● **DIRECTIONS**
Determine the number of lines containing the word "name", and state that figure alone.

● **Stored data**

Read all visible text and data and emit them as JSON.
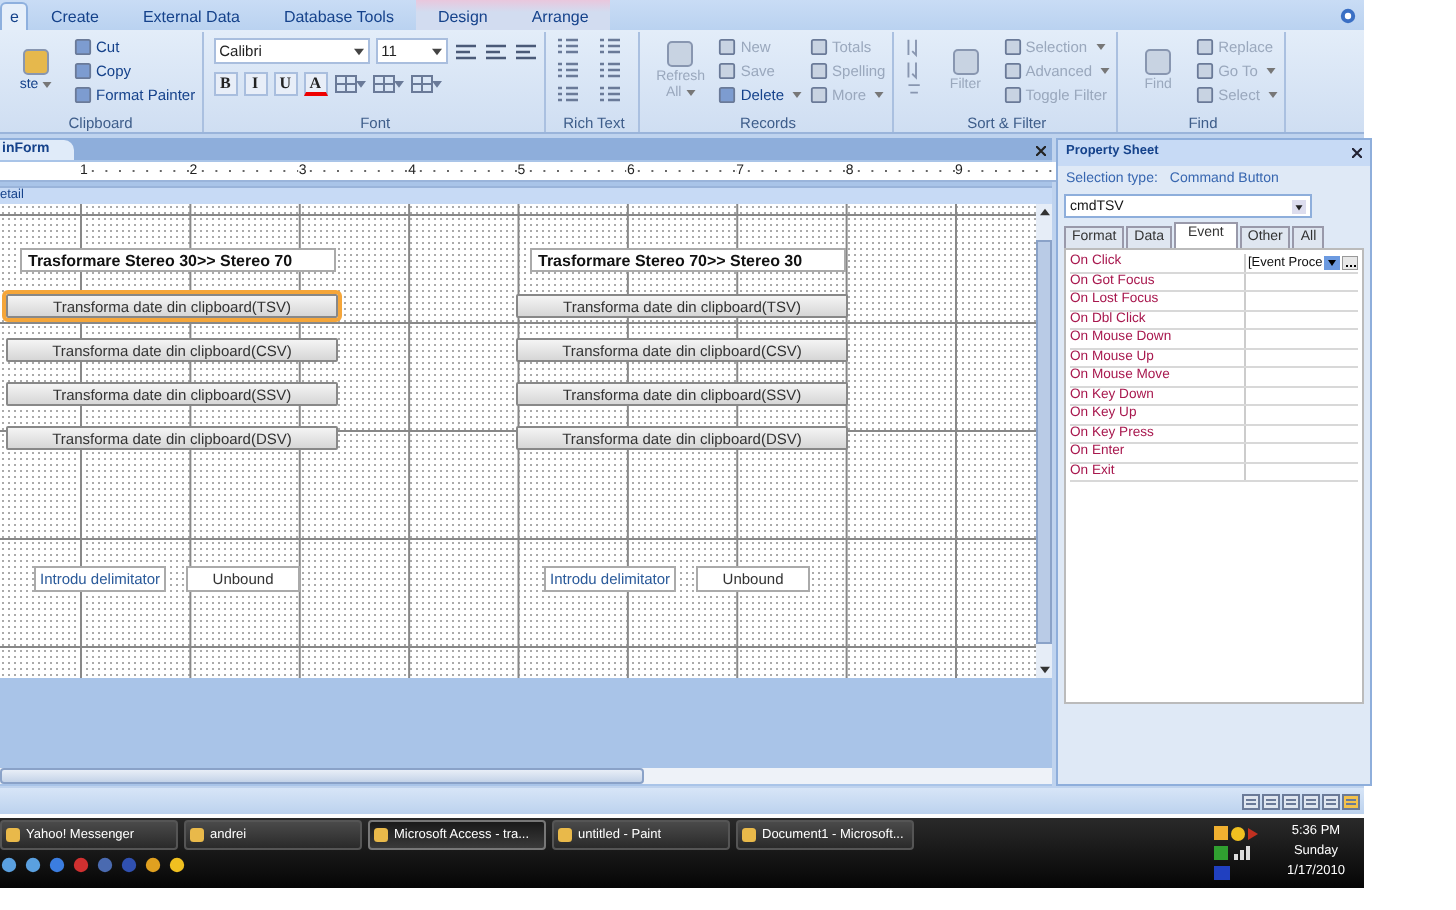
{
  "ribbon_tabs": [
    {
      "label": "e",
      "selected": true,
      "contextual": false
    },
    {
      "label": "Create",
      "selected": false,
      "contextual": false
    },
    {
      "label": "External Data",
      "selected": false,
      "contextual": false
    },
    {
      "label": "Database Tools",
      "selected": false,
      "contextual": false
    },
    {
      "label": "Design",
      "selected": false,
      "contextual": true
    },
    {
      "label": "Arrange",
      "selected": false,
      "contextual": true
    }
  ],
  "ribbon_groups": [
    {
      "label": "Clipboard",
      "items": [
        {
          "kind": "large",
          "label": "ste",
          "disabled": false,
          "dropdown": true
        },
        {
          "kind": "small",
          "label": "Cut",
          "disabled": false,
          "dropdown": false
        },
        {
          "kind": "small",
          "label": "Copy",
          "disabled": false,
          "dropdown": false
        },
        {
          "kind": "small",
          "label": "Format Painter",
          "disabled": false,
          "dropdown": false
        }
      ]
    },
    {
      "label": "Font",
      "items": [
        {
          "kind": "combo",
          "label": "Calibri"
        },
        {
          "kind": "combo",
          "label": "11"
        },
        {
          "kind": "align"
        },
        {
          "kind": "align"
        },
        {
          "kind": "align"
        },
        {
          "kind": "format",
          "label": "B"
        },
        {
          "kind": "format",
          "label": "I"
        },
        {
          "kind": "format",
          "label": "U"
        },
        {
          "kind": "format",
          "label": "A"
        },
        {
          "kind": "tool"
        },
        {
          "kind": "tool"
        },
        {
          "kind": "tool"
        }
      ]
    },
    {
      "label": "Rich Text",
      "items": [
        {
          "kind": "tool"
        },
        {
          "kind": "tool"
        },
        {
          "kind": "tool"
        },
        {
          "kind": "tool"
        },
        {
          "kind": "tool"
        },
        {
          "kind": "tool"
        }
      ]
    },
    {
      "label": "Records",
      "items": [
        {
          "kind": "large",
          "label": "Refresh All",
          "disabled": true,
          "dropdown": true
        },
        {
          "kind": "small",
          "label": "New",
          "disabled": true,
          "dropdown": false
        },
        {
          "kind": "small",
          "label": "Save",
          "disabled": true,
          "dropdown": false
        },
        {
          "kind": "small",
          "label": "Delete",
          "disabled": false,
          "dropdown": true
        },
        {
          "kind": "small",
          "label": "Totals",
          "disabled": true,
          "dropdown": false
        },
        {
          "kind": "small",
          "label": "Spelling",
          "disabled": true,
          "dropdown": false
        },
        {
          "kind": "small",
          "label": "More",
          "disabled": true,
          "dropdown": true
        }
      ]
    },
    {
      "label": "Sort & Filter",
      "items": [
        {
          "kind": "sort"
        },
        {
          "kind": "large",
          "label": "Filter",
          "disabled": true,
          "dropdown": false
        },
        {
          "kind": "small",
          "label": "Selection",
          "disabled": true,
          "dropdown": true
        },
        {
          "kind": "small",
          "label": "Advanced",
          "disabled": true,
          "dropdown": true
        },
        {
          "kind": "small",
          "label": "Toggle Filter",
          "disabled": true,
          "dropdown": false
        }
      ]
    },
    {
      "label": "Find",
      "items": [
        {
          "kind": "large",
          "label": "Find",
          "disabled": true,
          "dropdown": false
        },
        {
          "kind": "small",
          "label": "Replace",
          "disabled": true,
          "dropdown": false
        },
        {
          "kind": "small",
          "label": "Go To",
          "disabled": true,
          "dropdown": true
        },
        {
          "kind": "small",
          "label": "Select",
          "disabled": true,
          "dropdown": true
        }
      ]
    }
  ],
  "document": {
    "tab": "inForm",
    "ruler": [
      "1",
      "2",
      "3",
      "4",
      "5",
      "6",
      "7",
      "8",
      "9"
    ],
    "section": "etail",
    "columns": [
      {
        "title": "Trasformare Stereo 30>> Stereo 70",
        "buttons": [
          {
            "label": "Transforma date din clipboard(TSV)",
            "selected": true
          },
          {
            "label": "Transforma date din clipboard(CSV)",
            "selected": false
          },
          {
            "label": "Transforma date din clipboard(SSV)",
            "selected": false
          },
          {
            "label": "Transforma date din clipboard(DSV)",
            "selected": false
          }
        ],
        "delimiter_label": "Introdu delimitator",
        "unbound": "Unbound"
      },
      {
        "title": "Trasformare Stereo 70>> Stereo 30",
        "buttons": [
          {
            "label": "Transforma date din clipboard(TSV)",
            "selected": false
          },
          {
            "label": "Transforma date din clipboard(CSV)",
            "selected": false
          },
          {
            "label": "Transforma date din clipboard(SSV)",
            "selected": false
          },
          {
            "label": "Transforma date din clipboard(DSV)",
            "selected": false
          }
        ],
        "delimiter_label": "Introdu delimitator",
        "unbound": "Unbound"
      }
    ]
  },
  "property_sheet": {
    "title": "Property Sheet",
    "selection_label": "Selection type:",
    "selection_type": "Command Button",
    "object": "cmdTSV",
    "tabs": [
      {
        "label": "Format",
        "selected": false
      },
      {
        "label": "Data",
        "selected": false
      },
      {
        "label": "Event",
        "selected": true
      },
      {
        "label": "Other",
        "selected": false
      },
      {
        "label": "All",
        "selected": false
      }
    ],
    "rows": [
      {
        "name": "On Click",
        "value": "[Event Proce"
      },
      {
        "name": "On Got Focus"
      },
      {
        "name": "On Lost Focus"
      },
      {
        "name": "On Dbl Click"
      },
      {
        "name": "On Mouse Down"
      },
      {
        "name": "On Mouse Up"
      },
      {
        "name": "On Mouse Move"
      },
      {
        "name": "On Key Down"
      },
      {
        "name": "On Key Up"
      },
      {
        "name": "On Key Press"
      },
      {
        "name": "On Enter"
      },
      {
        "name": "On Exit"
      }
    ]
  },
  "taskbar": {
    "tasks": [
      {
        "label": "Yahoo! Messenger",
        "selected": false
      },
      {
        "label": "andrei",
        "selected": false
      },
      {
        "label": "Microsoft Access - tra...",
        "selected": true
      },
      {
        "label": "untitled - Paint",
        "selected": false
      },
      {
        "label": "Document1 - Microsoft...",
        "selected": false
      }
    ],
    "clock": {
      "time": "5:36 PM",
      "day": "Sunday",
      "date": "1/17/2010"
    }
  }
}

● **TASK OUTPUT**
12